-- Raw data follows --

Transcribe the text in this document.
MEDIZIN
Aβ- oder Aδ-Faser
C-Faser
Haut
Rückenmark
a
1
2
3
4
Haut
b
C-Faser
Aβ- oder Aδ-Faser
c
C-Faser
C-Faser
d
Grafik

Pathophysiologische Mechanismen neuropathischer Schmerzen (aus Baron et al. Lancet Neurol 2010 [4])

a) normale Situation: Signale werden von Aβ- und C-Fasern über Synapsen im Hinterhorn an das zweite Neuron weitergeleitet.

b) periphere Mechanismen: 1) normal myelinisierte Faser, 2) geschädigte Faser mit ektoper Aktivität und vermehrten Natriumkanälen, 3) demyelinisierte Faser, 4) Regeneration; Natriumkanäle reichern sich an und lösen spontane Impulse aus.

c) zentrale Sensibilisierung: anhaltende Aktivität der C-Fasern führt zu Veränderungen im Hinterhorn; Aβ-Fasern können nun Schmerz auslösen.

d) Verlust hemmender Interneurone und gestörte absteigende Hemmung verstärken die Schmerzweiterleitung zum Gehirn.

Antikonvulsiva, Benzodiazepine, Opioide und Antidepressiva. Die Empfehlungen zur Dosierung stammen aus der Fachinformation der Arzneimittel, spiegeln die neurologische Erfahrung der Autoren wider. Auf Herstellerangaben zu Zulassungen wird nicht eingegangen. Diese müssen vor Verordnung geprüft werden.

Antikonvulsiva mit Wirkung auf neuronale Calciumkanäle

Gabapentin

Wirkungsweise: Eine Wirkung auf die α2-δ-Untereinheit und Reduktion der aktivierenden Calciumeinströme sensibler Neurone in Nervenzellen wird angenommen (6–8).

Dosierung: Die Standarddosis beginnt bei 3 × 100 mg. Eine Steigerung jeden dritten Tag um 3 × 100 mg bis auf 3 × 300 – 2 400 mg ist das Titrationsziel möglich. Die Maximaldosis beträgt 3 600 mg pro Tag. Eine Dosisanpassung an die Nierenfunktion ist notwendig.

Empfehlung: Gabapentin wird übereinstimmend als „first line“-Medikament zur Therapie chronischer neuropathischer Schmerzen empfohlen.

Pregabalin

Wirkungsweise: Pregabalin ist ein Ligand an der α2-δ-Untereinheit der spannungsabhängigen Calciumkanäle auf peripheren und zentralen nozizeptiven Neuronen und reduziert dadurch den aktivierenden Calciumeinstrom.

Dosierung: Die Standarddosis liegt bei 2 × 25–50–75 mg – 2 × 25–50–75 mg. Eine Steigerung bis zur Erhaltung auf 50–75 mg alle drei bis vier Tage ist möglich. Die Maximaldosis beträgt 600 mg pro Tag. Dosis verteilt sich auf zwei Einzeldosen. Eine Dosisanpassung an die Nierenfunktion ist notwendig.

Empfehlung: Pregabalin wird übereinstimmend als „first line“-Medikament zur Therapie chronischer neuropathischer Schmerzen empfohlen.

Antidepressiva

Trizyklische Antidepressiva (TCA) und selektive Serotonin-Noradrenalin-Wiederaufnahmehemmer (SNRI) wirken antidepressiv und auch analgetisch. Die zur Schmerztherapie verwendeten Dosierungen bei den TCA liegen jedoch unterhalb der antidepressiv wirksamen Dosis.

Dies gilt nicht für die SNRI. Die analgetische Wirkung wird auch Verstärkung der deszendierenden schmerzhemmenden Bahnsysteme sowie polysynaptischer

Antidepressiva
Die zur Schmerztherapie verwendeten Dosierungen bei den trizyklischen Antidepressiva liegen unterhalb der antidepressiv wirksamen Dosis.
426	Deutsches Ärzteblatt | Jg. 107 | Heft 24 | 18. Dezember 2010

-- Raw data concluded --
-- Raw data follows --

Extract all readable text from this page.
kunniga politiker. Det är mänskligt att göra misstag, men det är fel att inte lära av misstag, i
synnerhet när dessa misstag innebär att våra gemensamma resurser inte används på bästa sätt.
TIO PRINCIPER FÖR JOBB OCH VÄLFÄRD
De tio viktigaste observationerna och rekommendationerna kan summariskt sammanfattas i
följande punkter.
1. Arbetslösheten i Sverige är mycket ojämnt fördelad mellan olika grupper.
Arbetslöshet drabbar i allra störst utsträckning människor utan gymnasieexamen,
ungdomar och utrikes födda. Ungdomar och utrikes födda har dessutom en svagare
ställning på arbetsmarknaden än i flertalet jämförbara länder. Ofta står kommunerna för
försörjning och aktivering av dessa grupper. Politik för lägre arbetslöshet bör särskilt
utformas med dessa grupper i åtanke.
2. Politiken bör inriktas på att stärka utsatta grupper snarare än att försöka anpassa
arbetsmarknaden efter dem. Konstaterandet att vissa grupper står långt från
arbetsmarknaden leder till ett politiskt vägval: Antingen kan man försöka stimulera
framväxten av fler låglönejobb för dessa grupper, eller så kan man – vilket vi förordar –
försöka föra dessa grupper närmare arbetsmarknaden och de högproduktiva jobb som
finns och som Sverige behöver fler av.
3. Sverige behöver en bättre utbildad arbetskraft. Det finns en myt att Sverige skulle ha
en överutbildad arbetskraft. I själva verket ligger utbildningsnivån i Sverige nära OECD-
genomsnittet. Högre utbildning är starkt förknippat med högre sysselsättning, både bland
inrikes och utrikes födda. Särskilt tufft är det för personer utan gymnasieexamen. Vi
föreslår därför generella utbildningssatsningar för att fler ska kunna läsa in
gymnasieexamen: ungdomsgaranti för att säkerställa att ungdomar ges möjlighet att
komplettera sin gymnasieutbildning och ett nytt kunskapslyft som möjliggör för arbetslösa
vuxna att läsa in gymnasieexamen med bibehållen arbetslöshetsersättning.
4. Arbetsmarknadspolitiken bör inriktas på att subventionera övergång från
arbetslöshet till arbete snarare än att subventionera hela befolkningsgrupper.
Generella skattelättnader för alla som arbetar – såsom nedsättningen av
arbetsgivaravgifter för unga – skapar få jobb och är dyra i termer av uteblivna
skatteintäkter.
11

-- Raw data concluded --

Exercise description: If a line above contains the word "till", list it.

Expected answer:
arbetsmarknaden leder till ett politiskt vägval: Antingen kan man försöka stimulera
arbetslöshet till arbete snarare än att subventionera hela befolkningsgrupper.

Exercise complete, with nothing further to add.